Task to carry out: Every record below should be transcribed exactly. Omit the images.

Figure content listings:
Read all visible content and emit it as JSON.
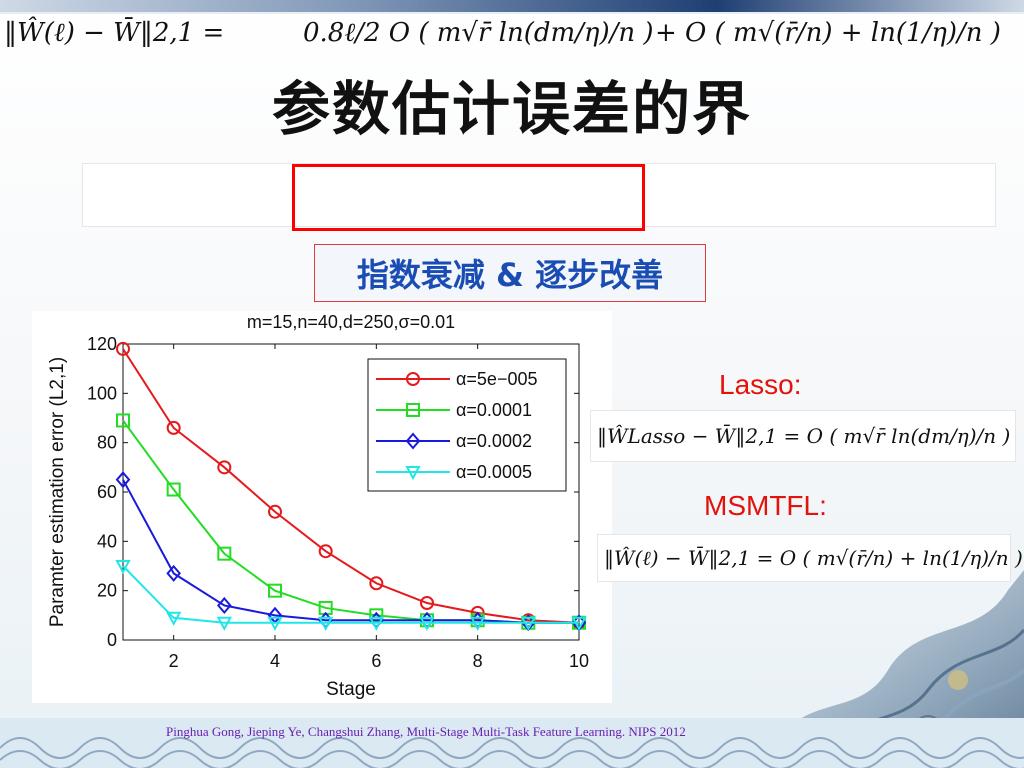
{
  "slide": {
    "title": "参数估计误差的界",
    "main_formula": {
      "left": "‖Ŵ(ℓ) − W̄‖2,1 =",
      "highlighted": "0.8ℓ/2 O ( m√r̄ ln(dm/η)/n )",
      "right": "+ O ( m√(r̄/n) + ln(1/η)/n )"
    },
    "callout": "指数衰减 & 逐步改善",
    "lasso_label": "Lasso:",
    "lasso_formula": "‖ŴLasso − W̄‖2,1 = O ( m√r̄ ln(dm/η)/n )",
    "msmtfl_label": "MSMTFL:",
    "msmtfl_formula": "‖Ŵ(ℓ) − W̄‖2,1 = O ( m√(r̄/n) + ln(1/η)/n )",
    "footer": "Pinghua Gong, Jieping Ye, Changshui Zhang, Multi-Stage Multi-Task Feature Learning. NIPS 2012"
  },
  "chart_data": {
    "type": "line",
    "title": "m=15,n=40,d=250,σ=0.01",
    "xlabel": "Stage",
    "ylabel": "Paramter estimation error (L2,1)",
    "xlim": [
      1,
      10
    ],
    "ylim": [
      0,
      120
    ],
    "xticks": [
      2,
      4,
      6,
      8,
      10
    ],
    "yticks": [
      0,
      20,
      40,
      60,
      80,
      100,
      120
    ],
    "legend_position": "top-right",
    "grid": false,
    "x": [
      1,
      2,
      3,
      4,
      5,
      6,
      7,
      8,
      9,
      10
    ],
    "series": [
      {
        "name": "α=5e−005",
        "color": "#e41a1c",
        "marker": "circle",
        "values": [
          118,
          86,
          70,
          52,
          36,
          23,
          15,
          11,
          8,
          7
        ]
      },
      {
        "name": "α=0.0001",
        "color": "#22dd22",
        "marker": "square",
        "values": [
          89,
          61,
          35,
          20,
          13,
          10,
          8,
          8,
          7,
          7
        ]
      },
      {
        "name": "α=0.0002",
        "color": "#1a1adc",
        "marker": "diamond",
        "values": [
          65,
          27,
          14,
          10,
          8,
          8,
          8,
          8,
          7,
          7
        ]
      },
      {
        "name": "α=0.0005",
        "color": "#22e6e6",
        "marker": "triangle-down",
        "values": [
          30,
          9,
          7,
          7,
          7,
          7,
          7,
          7,
          7,
          7
        ]
      }
    ]
  }
}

Result of this exercise:
Read all visible content and emit it as JSON.
{
  "slide": {
    "title": "参数估计误差的界",
    "main_formula": {
      "left": "‖Ŵ(ℓ) − W̄‖2,1 =",
      "highlighted": "0.8ℓ/2 O ( m√r̄ ln(dm/η)/n )",
      "right": "+ O ( m√(r̄/n) + ln(1/η)/n )"
    },
    "callout": "指数衰减 & 逐步改善",
    "lasso_label": "Lasso:",
    "lasso_formula": "‖ŴLasso − W̄‖2,1 = O ( m√r̄ ln(dm/η)/n )",
    "msmtfl_label": "MSMTFL:",
    "msmtfl_formula": "‖Ŵ(ℓ) − W̄‖2,1 = O ( m√(r̄/n) + ln(1/η)/n )",
    "footer": "Pinghua Gong, Jieping Ye, Changshui Zhang, Multi-Stage Multi-Task Feature Learning. NIPS 2012"
  },
  "chart_data": {
    "type": "line",
    "title": "m=15,n=40,d=250,σ=0.01",
    "xlabel": "Stage",
    "ylabel": "Paramter estimation error (L2,1)",
    "xlim": [
      1,
      10
    ],
    "ylim": [
      0,
      120
    ],
    "xticks": [
      2,
      4,
      6,
      8,
      10
    ],
    "yticks": [
      0,
      20,
      40,
      60,
      80,
      100,
      120
    ],
    "legend_position": "top-right",
    "grid": false,
    "x": [
      1,
      2,
      3,
      4,
      5,
      6,
      7,
      8,
      9,
      10
    ],
    "series": [
      {
        "name": "α=5e−005",
        "color": "#e41a1c",
        "marker": "circle",
        "values": [
          118,
          86,
          70,
          52,
          36,
          23,
          15,
          11,
          8,
          7
        ]
      },
      {
        "name": "α=0.0001",
        "color": "#22dd22",
        "marker": "square",
        "values": [
          89,
          61,
          35,
          20,
          13,
          10,
          8,
          8,
          7,
          7
        ]
      },
      {
        "name": "α=0.0002",
        "color": "#1a1adc",
        "marker": "diamond",
        "values": [
          65,
          27,
          14,
          10,
          8,
          8,
          8,
          8,
          7,
          7
        ]
      },
      {
        "name": "α=0.0005",
        "color": "#22e6e6",
        "marker": "triangle-down",
        "values": [
          30,
          9,
          7,
          7,
          7,
          7,
          7,
          7,
          7,
          7
        ]
      }
    ]
  }
}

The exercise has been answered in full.